===== Task data =====

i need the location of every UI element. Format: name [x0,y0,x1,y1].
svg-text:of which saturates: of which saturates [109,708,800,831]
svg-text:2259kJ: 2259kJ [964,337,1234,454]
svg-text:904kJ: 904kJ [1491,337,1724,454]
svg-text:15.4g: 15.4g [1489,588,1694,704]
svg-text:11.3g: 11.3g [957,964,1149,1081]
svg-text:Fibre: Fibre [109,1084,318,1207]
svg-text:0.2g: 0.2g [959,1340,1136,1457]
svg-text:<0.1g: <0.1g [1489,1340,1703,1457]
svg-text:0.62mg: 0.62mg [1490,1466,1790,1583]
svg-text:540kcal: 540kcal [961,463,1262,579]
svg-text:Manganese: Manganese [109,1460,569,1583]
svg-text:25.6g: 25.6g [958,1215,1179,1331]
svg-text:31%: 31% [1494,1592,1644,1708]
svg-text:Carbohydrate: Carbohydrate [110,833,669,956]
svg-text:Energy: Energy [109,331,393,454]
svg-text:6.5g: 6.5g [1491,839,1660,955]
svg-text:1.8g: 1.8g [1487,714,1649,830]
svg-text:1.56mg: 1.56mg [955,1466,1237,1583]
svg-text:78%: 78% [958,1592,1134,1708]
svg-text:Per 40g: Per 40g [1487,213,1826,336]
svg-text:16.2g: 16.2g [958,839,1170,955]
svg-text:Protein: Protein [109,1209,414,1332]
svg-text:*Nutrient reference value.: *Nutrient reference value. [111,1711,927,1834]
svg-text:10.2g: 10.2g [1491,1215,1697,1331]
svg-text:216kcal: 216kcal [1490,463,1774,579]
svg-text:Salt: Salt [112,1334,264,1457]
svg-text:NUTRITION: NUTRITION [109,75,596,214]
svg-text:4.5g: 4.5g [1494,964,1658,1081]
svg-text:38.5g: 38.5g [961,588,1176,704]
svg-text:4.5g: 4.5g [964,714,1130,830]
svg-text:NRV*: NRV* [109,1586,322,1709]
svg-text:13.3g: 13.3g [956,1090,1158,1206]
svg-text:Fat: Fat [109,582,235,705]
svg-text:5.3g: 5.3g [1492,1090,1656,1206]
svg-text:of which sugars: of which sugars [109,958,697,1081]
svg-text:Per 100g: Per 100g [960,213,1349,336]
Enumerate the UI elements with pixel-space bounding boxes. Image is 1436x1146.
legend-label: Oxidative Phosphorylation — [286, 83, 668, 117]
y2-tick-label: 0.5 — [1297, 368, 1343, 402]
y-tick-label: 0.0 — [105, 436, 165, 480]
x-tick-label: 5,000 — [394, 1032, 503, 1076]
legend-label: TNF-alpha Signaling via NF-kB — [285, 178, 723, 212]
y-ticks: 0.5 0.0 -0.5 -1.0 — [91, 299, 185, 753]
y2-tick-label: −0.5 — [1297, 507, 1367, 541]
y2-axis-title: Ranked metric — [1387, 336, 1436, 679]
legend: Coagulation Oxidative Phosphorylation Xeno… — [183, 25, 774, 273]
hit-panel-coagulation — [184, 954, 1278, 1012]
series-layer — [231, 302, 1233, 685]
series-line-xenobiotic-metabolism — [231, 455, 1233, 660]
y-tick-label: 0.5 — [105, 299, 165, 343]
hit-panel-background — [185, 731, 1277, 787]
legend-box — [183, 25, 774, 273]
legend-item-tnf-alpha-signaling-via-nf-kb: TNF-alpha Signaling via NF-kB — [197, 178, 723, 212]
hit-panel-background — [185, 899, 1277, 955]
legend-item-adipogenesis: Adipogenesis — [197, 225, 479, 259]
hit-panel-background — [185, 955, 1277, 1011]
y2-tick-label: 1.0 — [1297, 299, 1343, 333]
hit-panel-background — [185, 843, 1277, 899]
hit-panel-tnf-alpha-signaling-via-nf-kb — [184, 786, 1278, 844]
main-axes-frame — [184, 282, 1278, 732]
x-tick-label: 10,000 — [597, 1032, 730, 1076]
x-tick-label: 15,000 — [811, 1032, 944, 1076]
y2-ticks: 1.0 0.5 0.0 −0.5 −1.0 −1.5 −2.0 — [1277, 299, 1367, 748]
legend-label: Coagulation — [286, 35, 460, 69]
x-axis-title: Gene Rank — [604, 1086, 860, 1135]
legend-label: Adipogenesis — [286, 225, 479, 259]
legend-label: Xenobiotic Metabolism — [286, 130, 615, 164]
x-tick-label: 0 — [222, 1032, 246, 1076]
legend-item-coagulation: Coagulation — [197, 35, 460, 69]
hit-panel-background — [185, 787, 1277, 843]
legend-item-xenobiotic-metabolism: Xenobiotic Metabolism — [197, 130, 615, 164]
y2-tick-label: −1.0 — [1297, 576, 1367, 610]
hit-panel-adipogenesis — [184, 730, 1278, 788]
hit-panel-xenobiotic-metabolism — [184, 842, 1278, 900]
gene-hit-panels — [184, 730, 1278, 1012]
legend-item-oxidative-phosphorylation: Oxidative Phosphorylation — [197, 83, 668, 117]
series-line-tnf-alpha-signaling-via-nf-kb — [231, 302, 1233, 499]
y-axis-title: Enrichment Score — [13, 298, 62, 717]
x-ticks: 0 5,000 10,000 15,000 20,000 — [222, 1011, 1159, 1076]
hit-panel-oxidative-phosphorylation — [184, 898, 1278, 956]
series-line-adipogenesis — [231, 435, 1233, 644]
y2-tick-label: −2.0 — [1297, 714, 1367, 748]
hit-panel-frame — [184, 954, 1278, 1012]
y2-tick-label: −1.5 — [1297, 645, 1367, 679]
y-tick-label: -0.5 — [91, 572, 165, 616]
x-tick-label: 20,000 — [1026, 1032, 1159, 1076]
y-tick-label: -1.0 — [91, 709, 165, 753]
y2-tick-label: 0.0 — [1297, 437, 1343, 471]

=====

About this task: Check each line of the entries above, and show every one holding the word "alpha".

Response to the exercise:
legend-label: TNF-alpha Signaling via NF-kB — [285, 178, 723, 212]
legend-item-tnf-alpha-signaling-via-nf-kb: TNF-alpha Signaling via NF-kB — [197, 178, 723, 212]
hit-panel-tnf-alpha-signaling-via-nf-kb — [184, 786, 1278, 844]
series-line-tnf-alpha-signaling-via-nf-kb — [231, 302, 1233, 499]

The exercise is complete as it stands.